▶ [What is needed] Take every line where the string "Hạnh" appears and copy it.

▶ [Supplied information]
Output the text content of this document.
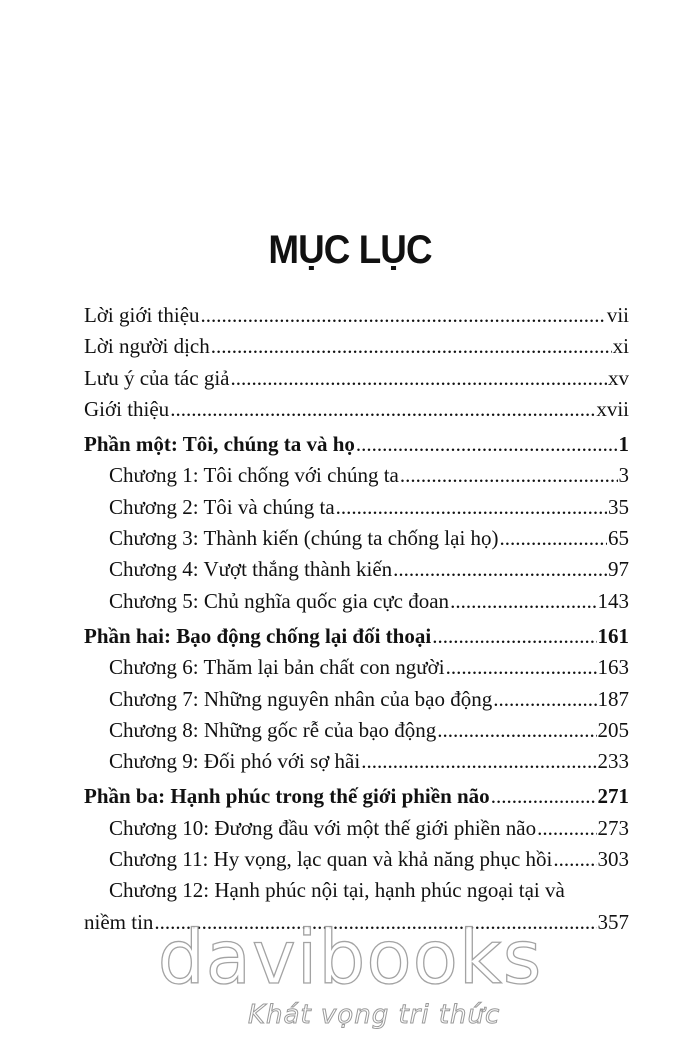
MỤC LỤC
Lời giới thiệu .....	vii
Lời người dịch .....	xi
Lưu ý của tác giả .....	xv
Giới thiệu .....	xvii
Phần một: Tôi, chúng ta và họ .....	1
Chương 1: Tôi chống với chúng ta .....	3
Chương 2: Tôi và chúng ta .....	35
Chương 3: Thành kiến (chúng ta chống lại họ) .....	65
Chương 4: Vượt thắng thành kiến .....	97
Chương 5: Chủ nghĩa quốc gia cực đoan .....	143
Phần hai: Bạo động chống lại đối thoại .....	161
Chương 6: Thăm lại bản chất con người .....	163
Chương 7: Những nguyên nhân của bạo động .....	187
Chương 8: Những gốc rễ của bạo động .....	205
Chương 9: Đối phó với sợ hãi .....	233
Phần ba: Hạnh phúc trong thế giới phiền não .....	271
Chương 10: Đương đầu với một thế giới phiền não .....	273
Chương 11: Hy vọng, lạc quan và khả năng phục hồi ..... 303
Chương 12: Hạnh phúc nội tại, hạnh phúc ngoại tại và
niềm tin .....	357
davibooks
Khát vọng tri thức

▶ [Exercise solution]
Phần ba: Hạnh phúc trong thế giới phiền não .....	271
Chương 12: Hạnh phúc nội tại, hạnh phúc ngoại tại và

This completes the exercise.